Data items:
··········

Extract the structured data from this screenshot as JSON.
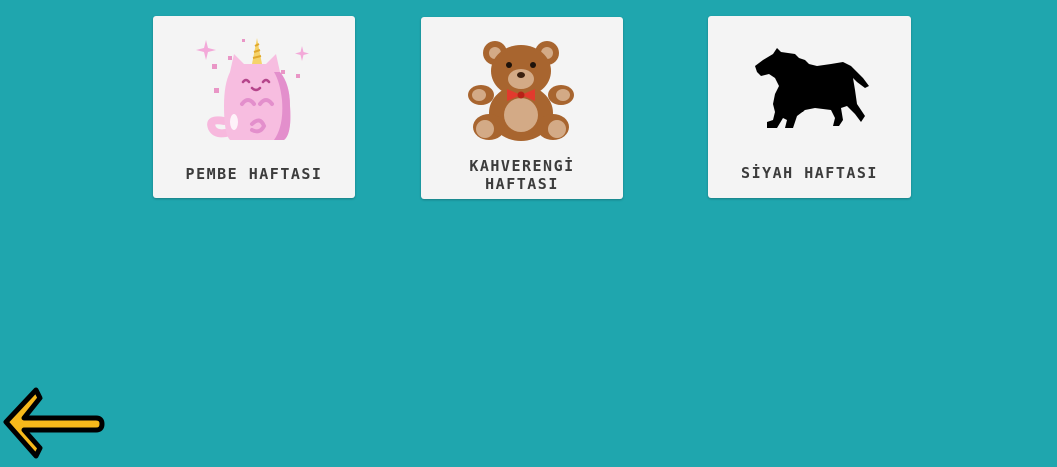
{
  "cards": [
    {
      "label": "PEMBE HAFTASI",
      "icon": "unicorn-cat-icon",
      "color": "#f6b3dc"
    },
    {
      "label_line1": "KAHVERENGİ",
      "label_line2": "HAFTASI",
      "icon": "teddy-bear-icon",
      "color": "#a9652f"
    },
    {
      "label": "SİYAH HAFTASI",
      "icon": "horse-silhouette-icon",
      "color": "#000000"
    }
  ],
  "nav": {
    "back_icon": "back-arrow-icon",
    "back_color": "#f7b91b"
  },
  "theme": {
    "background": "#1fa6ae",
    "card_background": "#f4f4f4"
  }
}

··········

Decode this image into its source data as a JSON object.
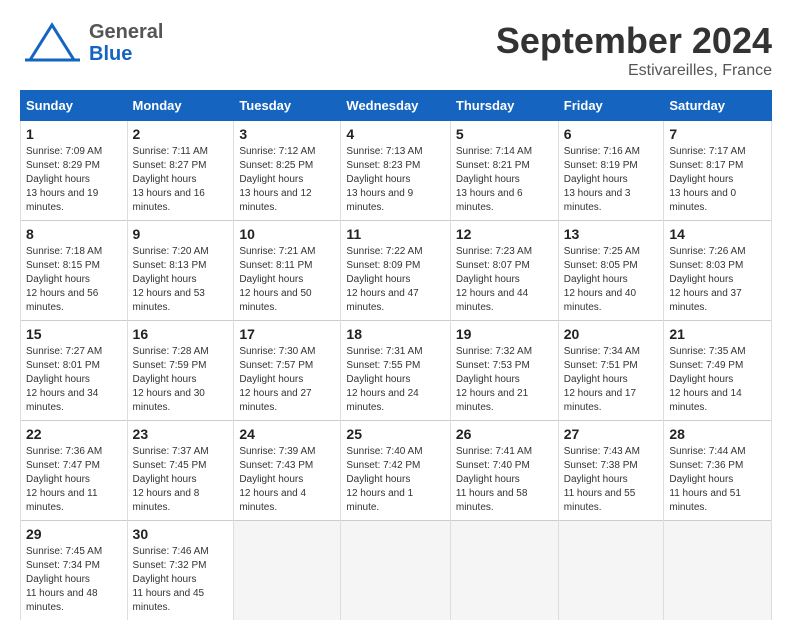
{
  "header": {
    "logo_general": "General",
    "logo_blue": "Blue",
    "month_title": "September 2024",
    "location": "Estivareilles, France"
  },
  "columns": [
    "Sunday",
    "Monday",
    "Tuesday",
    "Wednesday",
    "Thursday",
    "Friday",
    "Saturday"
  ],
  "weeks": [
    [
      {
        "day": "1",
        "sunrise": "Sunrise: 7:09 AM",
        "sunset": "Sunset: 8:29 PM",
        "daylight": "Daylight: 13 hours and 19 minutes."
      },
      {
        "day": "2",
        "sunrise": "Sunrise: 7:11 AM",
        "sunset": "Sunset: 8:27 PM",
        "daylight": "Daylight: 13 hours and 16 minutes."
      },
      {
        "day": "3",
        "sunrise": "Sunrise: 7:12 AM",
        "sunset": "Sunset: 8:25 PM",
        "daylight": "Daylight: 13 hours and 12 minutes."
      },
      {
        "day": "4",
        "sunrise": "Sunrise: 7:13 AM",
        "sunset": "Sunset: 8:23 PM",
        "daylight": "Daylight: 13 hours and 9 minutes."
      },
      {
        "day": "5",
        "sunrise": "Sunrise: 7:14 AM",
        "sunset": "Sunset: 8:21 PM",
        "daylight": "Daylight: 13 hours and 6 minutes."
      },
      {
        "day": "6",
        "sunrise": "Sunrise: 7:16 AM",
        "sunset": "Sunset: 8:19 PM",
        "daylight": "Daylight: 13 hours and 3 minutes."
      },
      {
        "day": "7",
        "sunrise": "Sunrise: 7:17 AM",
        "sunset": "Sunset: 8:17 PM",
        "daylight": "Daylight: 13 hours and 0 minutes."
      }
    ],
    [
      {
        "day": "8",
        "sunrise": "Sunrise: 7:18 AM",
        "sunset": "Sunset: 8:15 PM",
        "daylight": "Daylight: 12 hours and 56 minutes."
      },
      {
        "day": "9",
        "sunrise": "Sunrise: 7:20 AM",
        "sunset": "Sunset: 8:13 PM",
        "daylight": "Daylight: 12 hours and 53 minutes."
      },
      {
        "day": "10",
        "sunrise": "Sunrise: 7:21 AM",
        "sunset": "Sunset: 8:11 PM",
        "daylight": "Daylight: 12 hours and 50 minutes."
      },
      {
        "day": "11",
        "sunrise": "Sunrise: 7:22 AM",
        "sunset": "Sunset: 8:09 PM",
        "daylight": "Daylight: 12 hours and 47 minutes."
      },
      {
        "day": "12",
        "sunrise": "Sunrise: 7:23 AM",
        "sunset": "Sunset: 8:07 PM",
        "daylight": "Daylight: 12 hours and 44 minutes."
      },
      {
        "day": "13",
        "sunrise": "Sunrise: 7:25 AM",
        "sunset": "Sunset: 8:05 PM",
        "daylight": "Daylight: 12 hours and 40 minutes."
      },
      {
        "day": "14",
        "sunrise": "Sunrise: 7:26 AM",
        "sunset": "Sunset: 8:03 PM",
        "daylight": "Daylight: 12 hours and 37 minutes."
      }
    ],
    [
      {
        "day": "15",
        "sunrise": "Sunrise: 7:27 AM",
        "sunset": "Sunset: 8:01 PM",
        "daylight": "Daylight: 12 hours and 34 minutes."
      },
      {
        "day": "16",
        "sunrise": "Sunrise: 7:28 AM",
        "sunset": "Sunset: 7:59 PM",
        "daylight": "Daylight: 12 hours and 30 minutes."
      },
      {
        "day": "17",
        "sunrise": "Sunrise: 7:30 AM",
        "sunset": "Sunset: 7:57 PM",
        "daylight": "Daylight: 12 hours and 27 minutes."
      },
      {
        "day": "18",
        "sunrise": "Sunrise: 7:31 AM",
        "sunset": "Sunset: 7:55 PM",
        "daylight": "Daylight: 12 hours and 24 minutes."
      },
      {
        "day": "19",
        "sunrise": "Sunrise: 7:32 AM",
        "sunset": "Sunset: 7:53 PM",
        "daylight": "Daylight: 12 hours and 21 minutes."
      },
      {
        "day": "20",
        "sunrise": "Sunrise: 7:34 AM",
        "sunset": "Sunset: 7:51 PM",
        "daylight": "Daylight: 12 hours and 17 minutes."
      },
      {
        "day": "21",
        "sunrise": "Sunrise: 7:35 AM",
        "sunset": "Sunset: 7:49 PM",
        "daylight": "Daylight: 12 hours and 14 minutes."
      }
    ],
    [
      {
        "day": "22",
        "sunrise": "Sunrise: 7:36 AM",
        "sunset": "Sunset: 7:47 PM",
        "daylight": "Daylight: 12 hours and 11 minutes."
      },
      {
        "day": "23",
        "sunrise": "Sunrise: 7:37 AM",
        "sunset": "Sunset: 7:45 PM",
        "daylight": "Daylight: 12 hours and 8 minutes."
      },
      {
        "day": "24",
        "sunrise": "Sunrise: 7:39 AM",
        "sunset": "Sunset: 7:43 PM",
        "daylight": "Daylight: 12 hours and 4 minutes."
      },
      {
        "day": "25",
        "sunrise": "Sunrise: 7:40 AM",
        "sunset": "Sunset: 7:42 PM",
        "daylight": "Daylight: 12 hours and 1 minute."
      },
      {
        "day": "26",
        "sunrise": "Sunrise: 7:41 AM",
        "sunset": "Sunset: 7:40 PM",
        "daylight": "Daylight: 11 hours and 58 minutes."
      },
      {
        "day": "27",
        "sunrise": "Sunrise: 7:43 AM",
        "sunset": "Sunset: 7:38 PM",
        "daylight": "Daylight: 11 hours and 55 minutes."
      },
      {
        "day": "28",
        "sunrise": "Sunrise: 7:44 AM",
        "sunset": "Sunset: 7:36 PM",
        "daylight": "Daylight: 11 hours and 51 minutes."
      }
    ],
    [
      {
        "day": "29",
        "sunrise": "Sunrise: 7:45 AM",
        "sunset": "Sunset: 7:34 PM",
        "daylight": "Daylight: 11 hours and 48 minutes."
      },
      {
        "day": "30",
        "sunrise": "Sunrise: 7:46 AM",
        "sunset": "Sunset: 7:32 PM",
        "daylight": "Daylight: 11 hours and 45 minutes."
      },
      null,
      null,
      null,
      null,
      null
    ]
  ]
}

··········

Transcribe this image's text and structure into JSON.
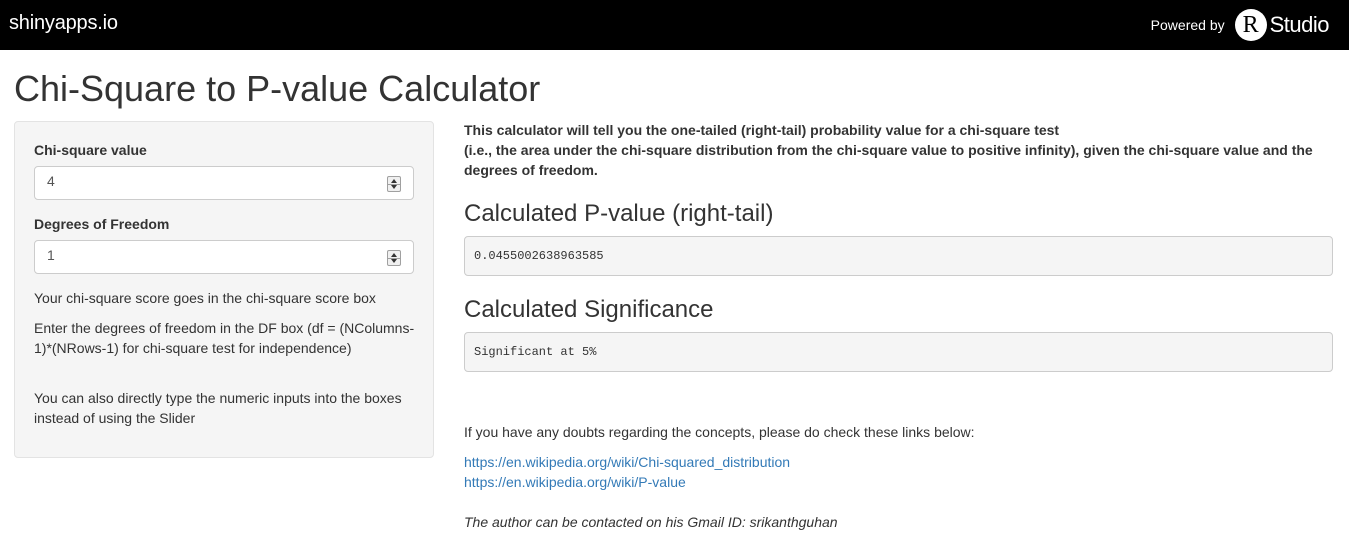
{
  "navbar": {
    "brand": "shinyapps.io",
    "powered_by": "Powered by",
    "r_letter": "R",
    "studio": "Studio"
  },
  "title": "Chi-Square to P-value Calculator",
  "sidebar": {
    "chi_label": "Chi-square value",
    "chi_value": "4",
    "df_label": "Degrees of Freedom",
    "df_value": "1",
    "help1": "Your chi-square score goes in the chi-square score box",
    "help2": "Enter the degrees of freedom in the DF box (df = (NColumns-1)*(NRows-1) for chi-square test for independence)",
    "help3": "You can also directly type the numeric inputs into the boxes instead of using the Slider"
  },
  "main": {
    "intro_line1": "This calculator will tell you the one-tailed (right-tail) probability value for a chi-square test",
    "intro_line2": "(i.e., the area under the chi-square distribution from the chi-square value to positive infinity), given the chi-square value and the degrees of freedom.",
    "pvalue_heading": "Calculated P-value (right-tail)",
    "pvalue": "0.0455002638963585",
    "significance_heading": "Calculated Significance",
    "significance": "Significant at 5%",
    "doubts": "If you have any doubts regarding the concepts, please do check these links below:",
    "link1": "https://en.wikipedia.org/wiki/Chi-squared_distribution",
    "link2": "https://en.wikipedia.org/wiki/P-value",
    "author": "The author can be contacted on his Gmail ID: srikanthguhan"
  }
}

··········

● Exercise prompt: Count how many lines above carry the word "icon". Only the number is required.

● Reply to the exercise: 4